> OBJECTIVE
Wherever the string "this" occurs in a line of these records, report that line.

> RECORDS SHOWN
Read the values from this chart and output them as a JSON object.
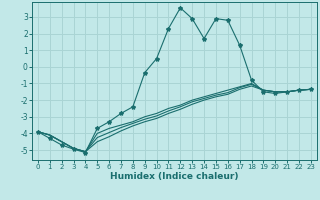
{
  "title": "",
  "xlabel": "Humidex (Indice chaleur)",
  "background_color": "#c2e8e8",
  "grid_color": "#aad4d4",
  "line_color": "#1a6e6e",
  "xlim": [
    -0.5,
    23.5
  ],
  "ylim": [
    -5.6,
    3.9
  ],
  "xticks": [
    0,
    1,
    2,
    3,
    4,
    5,
    6,
    7,
    8,
    9,
    10,
    11,
    12,
    13,
    14,
    15,
    16,
    17,
    18,
    19,
    20,
    21,
    22,
    23
  ],
  "yticks": [
    -5,
    -4,
    -3,
    -2,
    -1,
    0,
    1,
    2,
    3
  ],
  "series1_x": [
    0,
    1,
    2,
    3,
    4,
    5,
    6,
    7,
    8,
    9,
    10,
    11,
    12,
    13,
    14,
    15,
    16,
    17,
    18,
    19,
    20,
    21,
    22,
    23
  ],
  "series1_y": [
    -3.9,
    -4.3,
    -4.7,
    -4.95,
    -5.15,
    -3.7,
    -3.3,
    -2.8,
    -2.4,
    -0.35,
    0.5,
    2.3,
    3.55,
    2.9,
    1.7,
    2.9,
    2.8,
    1.3,
    -0.8,
    -1.5,
    -1.6,
    -1.5,
    -1.4,
    -1.35
  ],
  "series2_x": [
    0,
    1,
    2,
    3,
    4,
    5,
    6,
    7,
    8,
    9,
    10,
    11,
    12,
    13,
    14,
    15,
    16,
    17,
    18,
    19,
    20,
    21,
    22,
    23
  ],
  "series2_y": [
    -3.9,
    -4.1,
    -4.5,
    -4.9,
    -5.1,
    -4.0,
    -3.7,
    -3.5,
    -3.3,
    -3.0,
    -2.8,
    -2.5,
    -2.3,
    -2.0,
    -1.8,
    -1.6,
    -1.4,
    -1.2,
    -1.0,
    -1.4,
    -1.5,
    -1.5,
    -1.4,
    -1.35
  ],
  "series3_x": [
    0,
    1,
    2,
    3,
    4,
    5,
    6,
    7,
    8,
    9,
    10,
    11,
    12,
    13,
    14,
    15,
    16,
    17,
    18,
    19,
    20,
    21,
    22,
    23
  ],
  "series3_y": [
    -3.9,
    -4.1,
    -4.5,
    -4.9,
    -5.1,
    -4.25,
    -3.95,
    -3.65,
    -3.4,
    -3.15,
    -2.95,
    -2.65,
    -2.4,
    -2.1,
    -1.9,
    -1.7,
    -1.55,
    -1.25,
    -1.05,
    -1.4,
    -1.5,
    -1.5,
    -1.4,
    -1.35
  ],
  "series4_x": [
    0,
    1,
    2,
    3,
    4,
    5,
    6,
    7,
    8,
    9,
    10,
    11,
    12,
    13,
    14,
    15,
    16,
    17,
    18,
    19,
    20,
    21,
    22,
    23
  ],
  "series4_y": [
    -3.9,
    -4.1,
    -4.5,
    -4.9,
    -5.1,
    -4.5,
    -4.2,
    -3.85,
    -3.55,
    -3.3,
    -3.1,
    -2.8,
    -2.55,
    -2.25,
    -2.0,
    -1.8,
    -1.65,
    -1.35,
    -1.15,
    -1.4,
    -1.5,
    -1.5,
    -1.4,
    -1.35
  ]
}
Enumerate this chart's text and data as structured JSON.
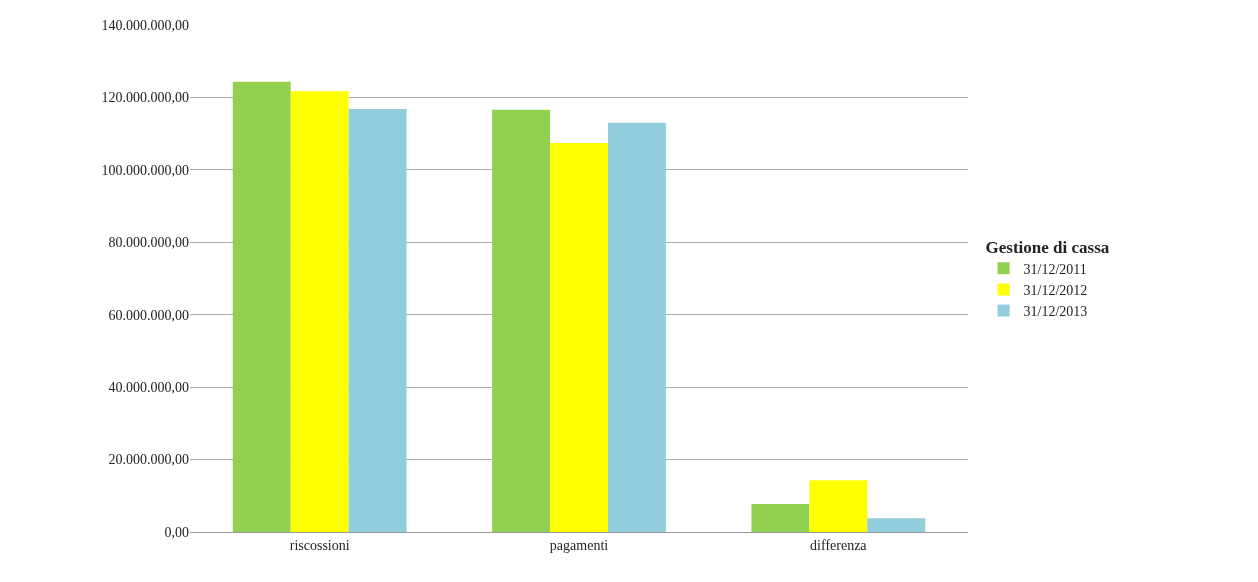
{
  "chart_data": {
    "type": "bar",
    "categories": [
      "riscossioni",
      "pagamenti",
      "differenza"
    ],
    "series": [
      {
        "name": "31/12/2011",
        "color": "#92d050",
        "values": [
          124300000,
          116600000,
          7700000
        ]
      },
      {
        "name": "31/12/2012",
        "color": "#ffff00",
        "values": [
          121700000,
          107400000,
          14300000
        ]
      },
      {
        "name": "31/12/2013",
        "color": "#92cddc",
        "values": [
          116800000,
          113000000,
          3800000
        ]
      }
    ],
    "legend_title": "Gestione di cassa",
    "legend": "right",
    "grid": "y",
    "ylim": [
      0,
      140000000
    ],
    "yticks": [
      {
        "value": 0,
        "label": "0,00"
      },
      {
        "value": 20000000,
        "label": "20.000.000,00"
      },
      {
        "value": 40000000,
        "label": "40.000.000,00"
      },
      {
        "value": 60000000,
        "label": "60.000.000,00"
      },
      {
        "value": 80000000,
        "label": "80.000.000,00"
      },
      {
        "value": 100000000,
        "label": "100.000.000,00"
      },
      {
        "value": 120000000,
        "label": "120.000.000,00"
      },
      {
        "value": 140000000,
        "label": "140.000.000,00"
      }
    ]
  }
}
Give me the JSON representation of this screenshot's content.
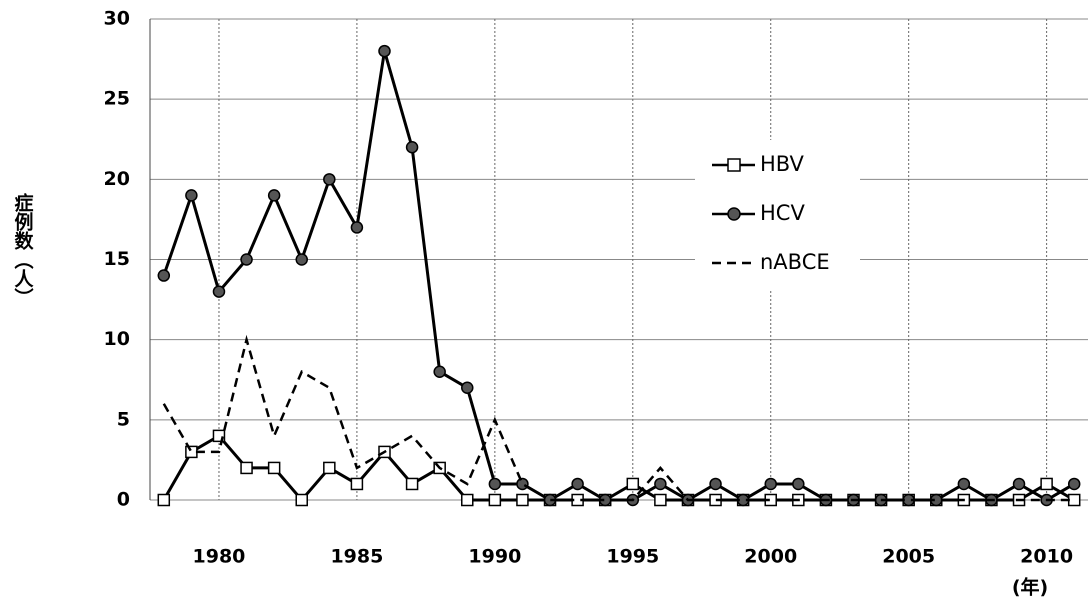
{
  "chart_data": {
    "type": "line",
    "y_label": "症例数（人）",
    "x_label": "(年)",
    "x": [
      1978,
      1979,
      1980,
      1981,
      1982,
      1983,
      1984,
      1985,
      1986,
      1987,
      1988,
      1989,
      1990,
      1991,
      1992,
      1993,
      1994,
      1995,
      1996,
      1997,
      1998,
      1999,
      2000,
      2001,
      2002,
      2003,
      2004,
      2005,
      2006,
      2007,
      2008,
      2009,
      2010,
      2011
    ],
    "xlim": [
      1977.5,
      2011.5
    ],
    "xticks": [
      1980,
      1985,
      1990,
      1995,
      2000,
      2005,
      2010
    ],
    "ylim": [
      0,
      30
    ],
    "yticks": [
      0,
      5,
      10,
      15,
      20,
      25,
      30
    ],
    "grid": true,
    "series": [
      {
        "name": "HBV",
        "color": "#000000",
        "marker": "square",
        "dash": false,
        "values": [
          0,
          3,
          4,
          2,
          2,
          0,
          2,
          1,
          3,
          1,
          2,
          0,
          0,
          0,
          0,
          0,
          0,
          1,
          0,
          0,
          0,
          0,
          0,
          0,
          0,
          0,
          0,
          0,
          0,
          0,
          0,
          0,
          1,
          0
        ]
      },
      {
        "name": "HCV",
        "color": "#000000",
        "marker": "circle",
        "dash": false,
        "values": [
          14,
          19,
          13,
          15,
          19,
          15,
          20,
          17,
          28,
          22,
          8,
          7,
          1,
          1,
          0,
          1,
          0,
          0,
          1,
          0,
          1,
          0,
          1,
          1,
          0,
          0,
          0,
          0,
          0,
          1,
          0,
          1,
          0,
          1
        ]
      },
      {
        "name": "nABCE",
        "color": "#000000",
        "marker": "none",
        "dash": true,
        "values": [
          6,
          3,
          3,
          10,
          4,
          8,
          7,
          2,
          3,
          4,
          2,
          1,
          5,
          1,
          0,
          0,
          0,
          0,
          2,
          0,
          0,
          0,
          0,
          0,
          0,
          0,
          0,
          0,
          0,
          0,
          0,
          0,
          0,
          0
        ]
      }
    ]
  }
}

> EXERCISE SOLUTION
Read the values from this chart and output them as a JSON object.
Enumerate this chart's text and data as structured JSON.
Give me the JSON representation of this screenshot's content.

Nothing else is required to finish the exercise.